**Prompt**
Extract every line that contains the word "this".

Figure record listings
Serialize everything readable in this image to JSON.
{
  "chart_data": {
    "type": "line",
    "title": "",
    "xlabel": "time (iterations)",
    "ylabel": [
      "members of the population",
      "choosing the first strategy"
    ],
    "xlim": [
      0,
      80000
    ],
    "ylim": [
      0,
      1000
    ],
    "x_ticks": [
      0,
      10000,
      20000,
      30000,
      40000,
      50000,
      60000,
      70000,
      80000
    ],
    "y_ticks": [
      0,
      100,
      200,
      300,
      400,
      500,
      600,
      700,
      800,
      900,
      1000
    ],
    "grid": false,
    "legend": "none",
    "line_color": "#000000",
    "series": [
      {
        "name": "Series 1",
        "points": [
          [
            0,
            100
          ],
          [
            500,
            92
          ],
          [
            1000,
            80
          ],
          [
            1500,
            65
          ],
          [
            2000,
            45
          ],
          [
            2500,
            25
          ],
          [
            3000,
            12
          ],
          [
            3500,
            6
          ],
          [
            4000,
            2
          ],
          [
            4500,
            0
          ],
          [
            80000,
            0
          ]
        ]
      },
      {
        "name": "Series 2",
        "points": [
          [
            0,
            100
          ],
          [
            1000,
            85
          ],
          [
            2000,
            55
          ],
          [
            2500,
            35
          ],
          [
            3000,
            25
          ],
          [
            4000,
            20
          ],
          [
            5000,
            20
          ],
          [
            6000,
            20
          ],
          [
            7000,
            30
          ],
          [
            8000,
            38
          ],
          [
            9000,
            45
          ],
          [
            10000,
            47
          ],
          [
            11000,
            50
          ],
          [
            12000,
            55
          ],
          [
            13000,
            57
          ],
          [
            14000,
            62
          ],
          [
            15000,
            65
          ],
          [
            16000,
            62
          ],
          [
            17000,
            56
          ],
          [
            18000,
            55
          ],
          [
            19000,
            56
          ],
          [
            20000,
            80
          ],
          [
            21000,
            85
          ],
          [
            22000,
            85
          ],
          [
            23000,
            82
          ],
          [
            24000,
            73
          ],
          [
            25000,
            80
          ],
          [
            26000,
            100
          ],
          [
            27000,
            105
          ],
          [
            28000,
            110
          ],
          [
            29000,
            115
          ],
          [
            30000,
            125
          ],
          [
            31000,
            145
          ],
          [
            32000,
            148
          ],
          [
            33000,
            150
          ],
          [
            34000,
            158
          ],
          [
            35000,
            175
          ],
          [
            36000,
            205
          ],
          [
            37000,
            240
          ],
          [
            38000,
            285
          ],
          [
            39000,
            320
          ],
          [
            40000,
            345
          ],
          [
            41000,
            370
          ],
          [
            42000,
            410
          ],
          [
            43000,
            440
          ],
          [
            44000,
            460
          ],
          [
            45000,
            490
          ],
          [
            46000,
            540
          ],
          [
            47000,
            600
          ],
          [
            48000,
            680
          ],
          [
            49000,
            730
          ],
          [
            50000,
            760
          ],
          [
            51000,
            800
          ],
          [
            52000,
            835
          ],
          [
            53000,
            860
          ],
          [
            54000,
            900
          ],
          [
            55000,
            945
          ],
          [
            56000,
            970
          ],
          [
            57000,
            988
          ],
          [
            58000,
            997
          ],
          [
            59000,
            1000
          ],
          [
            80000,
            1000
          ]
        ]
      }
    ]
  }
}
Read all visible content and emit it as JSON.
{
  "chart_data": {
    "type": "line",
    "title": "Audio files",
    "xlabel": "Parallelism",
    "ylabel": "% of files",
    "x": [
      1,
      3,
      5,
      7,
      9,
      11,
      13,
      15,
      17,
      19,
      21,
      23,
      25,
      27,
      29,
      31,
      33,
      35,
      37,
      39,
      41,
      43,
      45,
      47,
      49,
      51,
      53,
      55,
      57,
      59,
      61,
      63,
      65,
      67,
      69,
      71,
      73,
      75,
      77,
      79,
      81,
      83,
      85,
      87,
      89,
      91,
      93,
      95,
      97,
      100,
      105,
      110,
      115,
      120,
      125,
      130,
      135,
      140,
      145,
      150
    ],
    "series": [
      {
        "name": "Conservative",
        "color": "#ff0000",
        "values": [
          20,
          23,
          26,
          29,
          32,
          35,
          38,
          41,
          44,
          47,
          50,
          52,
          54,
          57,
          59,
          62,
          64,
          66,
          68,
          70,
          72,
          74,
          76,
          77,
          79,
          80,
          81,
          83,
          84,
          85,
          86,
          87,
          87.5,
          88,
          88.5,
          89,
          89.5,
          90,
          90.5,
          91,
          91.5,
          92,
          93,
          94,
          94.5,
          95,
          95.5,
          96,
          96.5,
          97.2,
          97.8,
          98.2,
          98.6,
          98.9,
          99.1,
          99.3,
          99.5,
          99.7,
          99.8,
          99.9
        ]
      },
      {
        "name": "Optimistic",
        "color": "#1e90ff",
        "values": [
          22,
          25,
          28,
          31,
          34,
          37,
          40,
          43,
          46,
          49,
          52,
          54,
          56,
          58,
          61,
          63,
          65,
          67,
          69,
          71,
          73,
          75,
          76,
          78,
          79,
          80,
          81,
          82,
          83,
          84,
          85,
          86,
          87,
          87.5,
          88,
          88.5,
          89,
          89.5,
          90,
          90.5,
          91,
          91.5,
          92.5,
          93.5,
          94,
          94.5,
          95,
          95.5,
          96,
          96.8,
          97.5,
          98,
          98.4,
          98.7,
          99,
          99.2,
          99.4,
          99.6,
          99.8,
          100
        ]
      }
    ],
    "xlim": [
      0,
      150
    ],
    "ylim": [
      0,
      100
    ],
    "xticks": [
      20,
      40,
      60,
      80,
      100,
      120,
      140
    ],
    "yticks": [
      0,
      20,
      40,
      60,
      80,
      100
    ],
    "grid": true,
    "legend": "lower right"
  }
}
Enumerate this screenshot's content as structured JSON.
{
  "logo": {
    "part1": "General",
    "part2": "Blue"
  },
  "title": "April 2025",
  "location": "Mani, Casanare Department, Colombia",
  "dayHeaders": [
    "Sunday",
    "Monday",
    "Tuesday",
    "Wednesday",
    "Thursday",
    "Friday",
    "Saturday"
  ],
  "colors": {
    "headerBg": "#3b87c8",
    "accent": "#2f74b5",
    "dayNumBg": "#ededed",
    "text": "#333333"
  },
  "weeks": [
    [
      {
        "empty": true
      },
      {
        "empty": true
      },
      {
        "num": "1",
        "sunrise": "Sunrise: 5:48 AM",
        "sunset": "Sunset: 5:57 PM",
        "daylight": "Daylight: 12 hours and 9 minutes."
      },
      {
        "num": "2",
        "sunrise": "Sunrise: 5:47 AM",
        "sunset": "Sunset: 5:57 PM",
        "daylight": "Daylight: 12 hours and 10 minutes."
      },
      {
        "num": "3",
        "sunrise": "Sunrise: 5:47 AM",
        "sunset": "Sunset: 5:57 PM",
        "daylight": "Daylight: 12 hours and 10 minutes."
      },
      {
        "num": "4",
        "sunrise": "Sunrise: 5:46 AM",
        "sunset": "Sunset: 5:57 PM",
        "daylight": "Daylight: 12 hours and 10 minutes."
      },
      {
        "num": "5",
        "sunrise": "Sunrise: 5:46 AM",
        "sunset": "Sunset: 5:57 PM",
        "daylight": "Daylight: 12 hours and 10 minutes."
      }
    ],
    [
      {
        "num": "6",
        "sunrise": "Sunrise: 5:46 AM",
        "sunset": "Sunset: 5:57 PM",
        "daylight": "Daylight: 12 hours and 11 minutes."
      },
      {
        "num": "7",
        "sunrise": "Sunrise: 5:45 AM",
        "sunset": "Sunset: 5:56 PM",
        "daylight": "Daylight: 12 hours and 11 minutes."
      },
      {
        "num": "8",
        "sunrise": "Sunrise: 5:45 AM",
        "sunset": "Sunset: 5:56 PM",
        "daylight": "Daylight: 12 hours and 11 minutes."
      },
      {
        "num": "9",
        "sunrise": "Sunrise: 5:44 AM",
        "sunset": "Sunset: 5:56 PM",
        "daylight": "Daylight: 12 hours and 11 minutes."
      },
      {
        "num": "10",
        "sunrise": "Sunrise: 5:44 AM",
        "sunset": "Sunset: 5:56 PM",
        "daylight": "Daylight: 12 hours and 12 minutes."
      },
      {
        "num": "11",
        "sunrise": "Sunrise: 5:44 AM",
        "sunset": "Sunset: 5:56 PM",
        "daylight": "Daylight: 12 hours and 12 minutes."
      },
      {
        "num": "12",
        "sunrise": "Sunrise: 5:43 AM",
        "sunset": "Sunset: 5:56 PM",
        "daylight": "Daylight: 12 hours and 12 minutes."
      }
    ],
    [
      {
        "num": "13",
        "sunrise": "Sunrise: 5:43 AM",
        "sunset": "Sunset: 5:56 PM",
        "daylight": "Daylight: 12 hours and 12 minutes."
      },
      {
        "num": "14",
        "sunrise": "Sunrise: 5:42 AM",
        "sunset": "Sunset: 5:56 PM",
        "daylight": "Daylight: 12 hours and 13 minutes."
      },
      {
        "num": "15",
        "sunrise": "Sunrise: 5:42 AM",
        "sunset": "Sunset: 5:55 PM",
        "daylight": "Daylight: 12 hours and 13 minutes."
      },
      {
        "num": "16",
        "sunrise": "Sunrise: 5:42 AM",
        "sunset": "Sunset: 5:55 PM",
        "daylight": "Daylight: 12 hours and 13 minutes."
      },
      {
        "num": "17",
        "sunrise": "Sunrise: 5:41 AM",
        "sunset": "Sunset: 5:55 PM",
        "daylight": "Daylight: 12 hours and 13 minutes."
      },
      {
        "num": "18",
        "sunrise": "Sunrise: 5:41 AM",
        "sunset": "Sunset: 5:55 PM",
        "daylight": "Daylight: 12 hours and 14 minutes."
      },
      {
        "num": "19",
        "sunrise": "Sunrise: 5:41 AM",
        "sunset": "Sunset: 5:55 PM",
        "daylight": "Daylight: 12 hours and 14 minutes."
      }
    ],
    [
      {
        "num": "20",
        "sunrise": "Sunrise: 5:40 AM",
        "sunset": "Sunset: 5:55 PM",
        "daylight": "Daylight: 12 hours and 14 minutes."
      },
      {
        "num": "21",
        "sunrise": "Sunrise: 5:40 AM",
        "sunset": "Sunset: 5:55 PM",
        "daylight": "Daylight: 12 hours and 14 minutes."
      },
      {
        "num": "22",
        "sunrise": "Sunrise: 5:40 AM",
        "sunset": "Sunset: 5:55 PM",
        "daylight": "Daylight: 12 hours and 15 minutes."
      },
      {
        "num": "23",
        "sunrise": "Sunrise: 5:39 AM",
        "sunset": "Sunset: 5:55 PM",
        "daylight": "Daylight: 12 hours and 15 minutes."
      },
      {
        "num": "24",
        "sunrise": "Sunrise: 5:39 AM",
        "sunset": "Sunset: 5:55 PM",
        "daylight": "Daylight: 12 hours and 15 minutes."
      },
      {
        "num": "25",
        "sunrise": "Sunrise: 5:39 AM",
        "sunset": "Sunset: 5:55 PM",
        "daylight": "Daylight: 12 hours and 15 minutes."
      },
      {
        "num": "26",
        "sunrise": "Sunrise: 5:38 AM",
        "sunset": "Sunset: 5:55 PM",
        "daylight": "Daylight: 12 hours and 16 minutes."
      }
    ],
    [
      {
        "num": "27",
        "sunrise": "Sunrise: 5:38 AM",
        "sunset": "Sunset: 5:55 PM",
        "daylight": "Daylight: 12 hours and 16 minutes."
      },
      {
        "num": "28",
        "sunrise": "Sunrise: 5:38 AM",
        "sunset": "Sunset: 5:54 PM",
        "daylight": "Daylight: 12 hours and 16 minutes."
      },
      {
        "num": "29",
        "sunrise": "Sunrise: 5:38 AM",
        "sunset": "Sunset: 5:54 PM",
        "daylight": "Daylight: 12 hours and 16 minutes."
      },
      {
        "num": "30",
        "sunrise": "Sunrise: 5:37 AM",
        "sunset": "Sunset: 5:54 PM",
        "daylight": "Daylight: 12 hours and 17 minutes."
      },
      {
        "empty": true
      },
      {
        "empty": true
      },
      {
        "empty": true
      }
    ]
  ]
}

**Complete output**
Serialize everything readable in this image to JSON.
Enumerate this screenshot's content as structured JSON.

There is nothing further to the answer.